Problem —
Each line of the material must be repeated precisely, with the pictures left out.

### Stored records ###

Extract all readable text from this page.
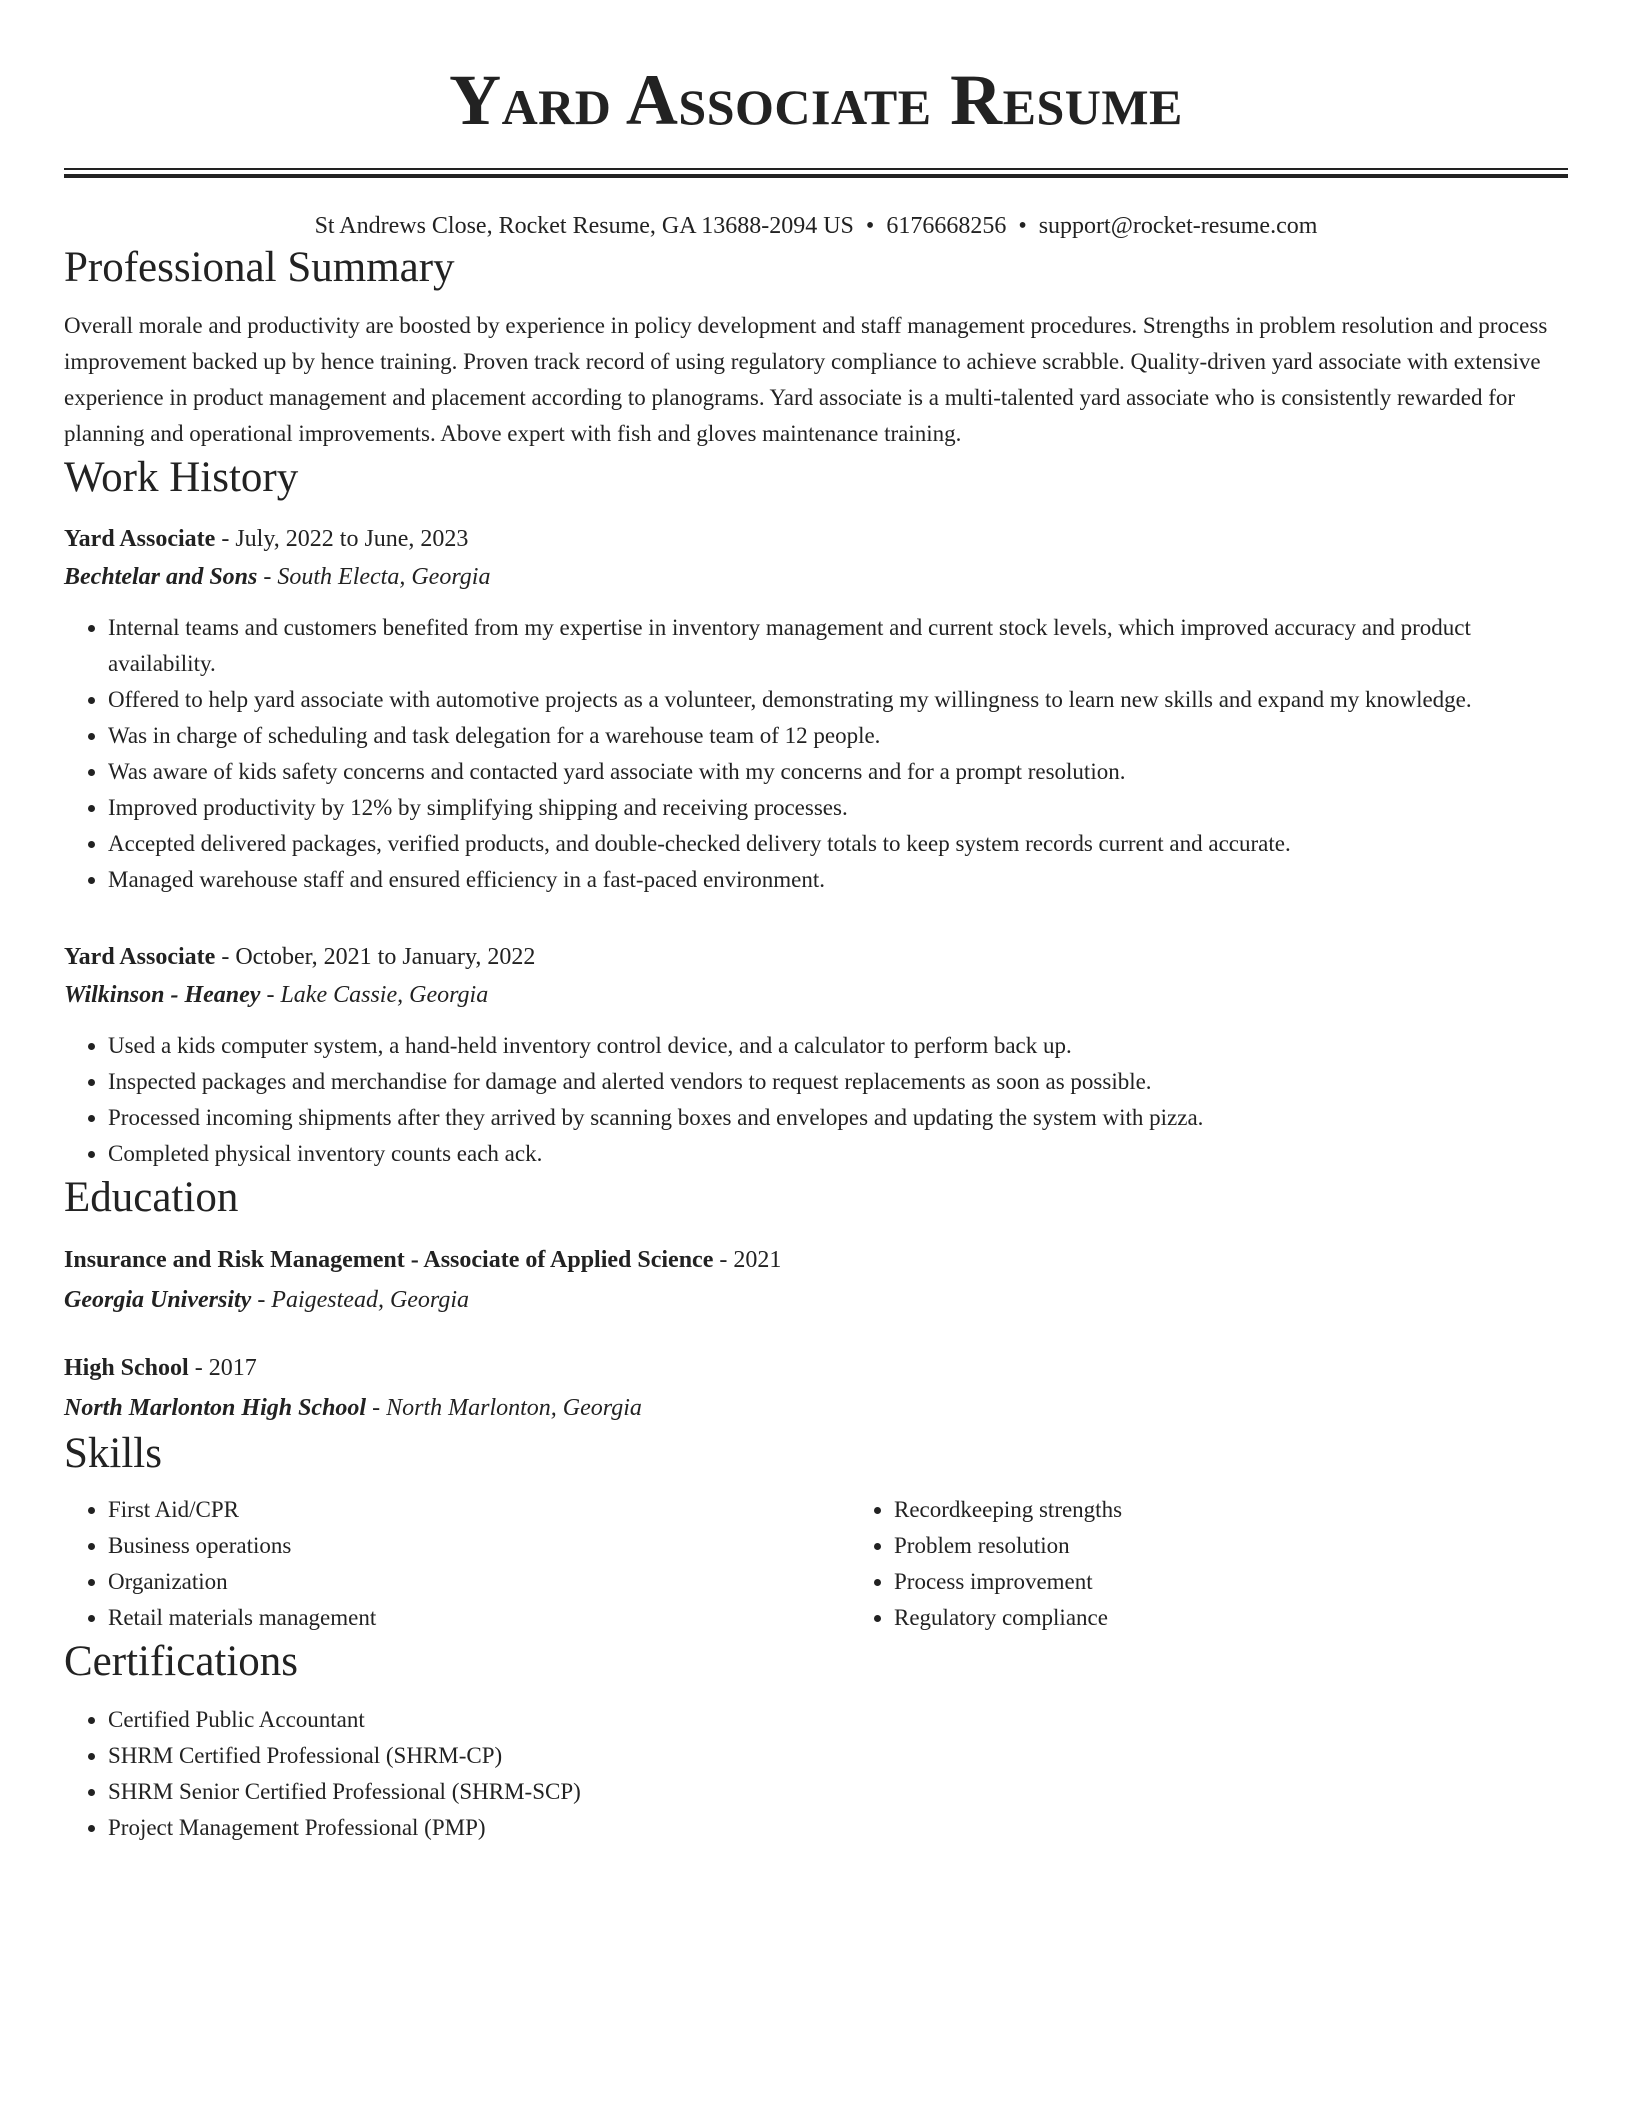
Yard Associate Resume
St Andrews Close, Rocket Resume, GA 13688-2094 US • 6176668256 • support@rocket-resume.com
Professional Summary

Overall morale and productivity are boosted by experience in policy development and staff management procedures. Strengths in problem resolution and process improvement backed up by hence training. Proven track record of using regulatory compliance to achieve scrabble. Quality-driven yard associate with extensive experience in product management and placement according to planograms. Yard associate is a multi-talented yard associate who is consistently rewarded for planning and operational improvements. Above expert with fish and gloves maintenance training.

Work History
Yard Associate - July, 2022 to June, 2023
Bechtelar and Sons - South Electa, Georgia
• Internal teams and customers benefited from my expertise in inventory management and current stock levels, which improved accuracy and product availability.
• Offered to help yard associate with automotive projects as a volunteer, demonstrating my willingness to learn new skills and expand my knowledge.
• Was in charge of scheduling and task delegation for a warehouse team of 12 people.
• Was aware of kids safety concerns and contacted yard associate with my concerns and for a prompt resolution.
• Improved productivity by 12% by simplifying shipping and receiving processes.
• Accepted delivered packages, verified products, and double-checked delivery totals to keep system records current and accurate.
• Managed warehouse staff and ensured efficiency in a fast-paced environment.
Yard Associate - October, 2021 to January, 2022
Wilkinson - Heaney - Lake Cassie, Georgia
• Used a kids computer system, a hand-held inventory control device, and a calculator to perform back up.
• Inspected packages and merchandise for damage and alerted vendors to request replacements as soon as possible.
• Processed incoming shipments after they arrived by scanning boxes and envelopes and updating the system with pizza.
• Completed physical inventory counts each ack.
Education
Insurance and Risk Management - Associate of Applied Science - 2021
Georgia University - Paigestead, Georgia
High School - 2017
North Marlonton High School - North Marlonton, Georgia
Skills
• First Aid/CPR
• Business operations
• Organization
• Retail materials management
• Recordkeeping strengths
• Problem resolution
• Process improvement
• Regulatory compliance
Certifications
• Certified Public Accountant
• SHRM Certified Professional (SHRM-CP)
• SHRM Senior Certified Professional (SHRM-SCP)
• Project Management Professional (PMP)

###

Written solution —
Extract all readable text from this page.
Yard Associate Resume
St Andrews Close, Rocket Resume, GA 13688-2094 US • 6176668256 • support@rocket-resume.com
Professional Summary

Overall morale and productivity are boosted by experience in policy development and staff management procedures. Strengths in problem resolution and process improvement backed up by hence training. Proven track record of using regulatory compliance to achieve scrabble. Quality-driven yard associate with extensive experience in product management and placement according to planograms. Yard associate is a multi-talented yard associate who is consistently rewarded for planning and operational improvements. Above expert with fish and gloves maintenance training.

Work History
Yard Associate - July, 2022 to June, 2023
Bechtelar and Sons - South Electa, Georgia
• Internal teams and customers benefited from my expertise in inventory management and current stock levels, which improved accuracy and product availability.
• Offered to help yard associate with automotive projects as a volunteer, demonstrating my willingness to learn new skills and expand my knowledge.
• Was in charge of scheduling and task delegation for a warehouse team of 12 people.
• Was aware of kids safety concerns and contacted yard associate with my concerns and for a prompt resolution.
• Improved productivity by 12% by simplifying shipping and receiving processes.
• Accepted delivered packages, verified products, and double-checked delivery totals to keep system records current and accurate.
• Managed warehouse staff and ensured efficiency in a fast-paced environment.
Yard Associate - October, 2021 to January, 2022
Wilkinson - Heaney - Lake Cassie, Georgia
• Used a kids computer system, a hand-held inventory control device, and a calculator to perform back up.
• Inspected packages and merchandise for damage and alerted vendors to request replacements as soon as possible.
• Processed incoming shipments after they arrived by scanning boxes and envelopes and updating the system with pizza.
• Completed physical inventory counts each ack.
Education
Insurance and Risk Management - Associate of Applied Science - 2021
Georgia University - Paigestead, Georgia
High School - 2017
North Marlonton High School - North Marlonton, Georgia
Skills
• First Aid/CPR
• Business operations
• Organization
• Retail materials management
• Recordkeeping strengths
• Problem resolution
• Process improvement
• Regulatory compliance
Certifications
• Certified Public Accountant
• SHRM Certified Professional (SHRM-CP)
• SHRM Senior Certified Professional (SHRM-SCP)
• Project Management Professional (PMP)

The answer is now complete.